- **Task prompt**
Copy each line below that includes "Year".
═════ Data listing
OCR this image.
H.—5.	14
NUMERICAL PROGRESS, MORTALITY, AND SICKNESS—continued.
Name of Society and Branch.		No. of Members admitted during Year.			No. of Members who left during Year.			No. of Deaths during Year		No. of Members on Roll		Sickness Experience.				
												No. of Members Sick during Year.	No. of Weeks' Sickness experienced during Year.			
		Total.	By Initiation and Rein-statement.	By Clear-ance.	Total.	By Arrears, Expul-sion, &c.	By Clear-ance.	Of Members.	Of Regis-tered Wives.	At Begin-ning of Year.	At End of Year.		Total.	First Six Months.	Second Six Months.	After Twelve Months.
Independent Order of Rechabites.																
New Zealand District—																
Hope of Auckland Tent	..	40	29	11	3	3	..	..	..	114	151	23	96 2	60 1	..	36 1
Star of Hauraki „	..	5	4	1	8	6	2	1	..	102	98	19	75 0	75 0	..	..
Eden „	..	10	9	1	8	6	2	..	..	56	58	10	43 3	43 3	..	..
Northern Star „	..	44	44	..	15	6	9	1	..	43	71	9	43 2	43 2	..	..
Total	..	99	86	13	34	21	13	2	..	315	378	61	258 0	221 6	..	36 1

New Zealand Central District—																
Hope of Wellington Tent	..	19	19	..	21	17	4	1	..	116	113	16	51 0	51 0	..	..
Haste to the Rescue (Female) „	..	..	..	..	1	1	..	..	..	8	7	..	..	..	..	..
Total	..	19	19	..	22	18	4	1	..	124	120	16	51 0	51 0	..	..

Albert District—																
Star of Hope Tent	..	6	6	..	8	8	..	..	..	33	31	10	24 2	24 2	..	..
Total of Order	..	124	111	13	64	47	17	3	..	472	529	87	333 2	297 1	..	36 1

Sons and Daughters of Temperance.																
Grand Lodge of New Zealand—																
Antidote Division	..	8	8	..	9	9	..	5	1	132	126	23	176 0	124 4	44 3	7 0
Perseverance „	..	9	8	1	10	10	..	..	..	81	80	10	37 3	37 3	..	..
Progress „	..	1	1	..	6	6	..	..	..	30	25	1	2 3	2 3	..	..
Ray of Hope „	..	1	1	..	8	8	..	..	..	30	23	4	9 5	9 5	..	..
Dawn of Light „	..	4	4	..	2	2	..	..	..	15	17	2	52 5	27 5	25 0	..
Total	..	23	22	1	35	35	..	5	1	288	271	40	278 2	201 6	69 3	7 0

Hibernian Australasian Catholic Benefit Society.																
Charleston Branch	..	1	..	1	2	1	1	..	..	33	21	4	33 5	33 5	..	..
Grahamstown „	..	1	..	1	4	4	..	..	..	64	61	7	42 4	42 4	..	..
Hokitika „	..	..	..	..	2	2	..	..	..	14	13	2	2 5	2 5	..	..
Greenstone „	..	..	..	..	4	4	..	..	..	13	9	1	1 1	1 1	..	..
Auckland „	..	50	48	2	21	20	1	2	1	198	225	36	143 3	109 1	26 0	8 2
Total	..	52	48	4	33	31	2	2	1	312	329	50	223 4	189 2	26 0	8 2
══════════
- **Answer for this exercise**
Name of Society and Branch.		No. of Members admitted during Year.			No. of Members who left during Year.			No. of Deaths during Year		No. of Members on Roll		Sickness Experience.				
												No. of Members Sick during Year.	No. of Weeks' Sickness experienced during Year.			
		Total.	By Initiation and Rein-statement.	By Clear-ance.	Total.	By Arrears, Expul-sion, &c.	By Clear-ance.	Of Members.	Of Regis-tered Wives.	At Begin-ning of Year.	At End of Year.		Total.	First Six Months.	Second Six Months.	After Twelve Months.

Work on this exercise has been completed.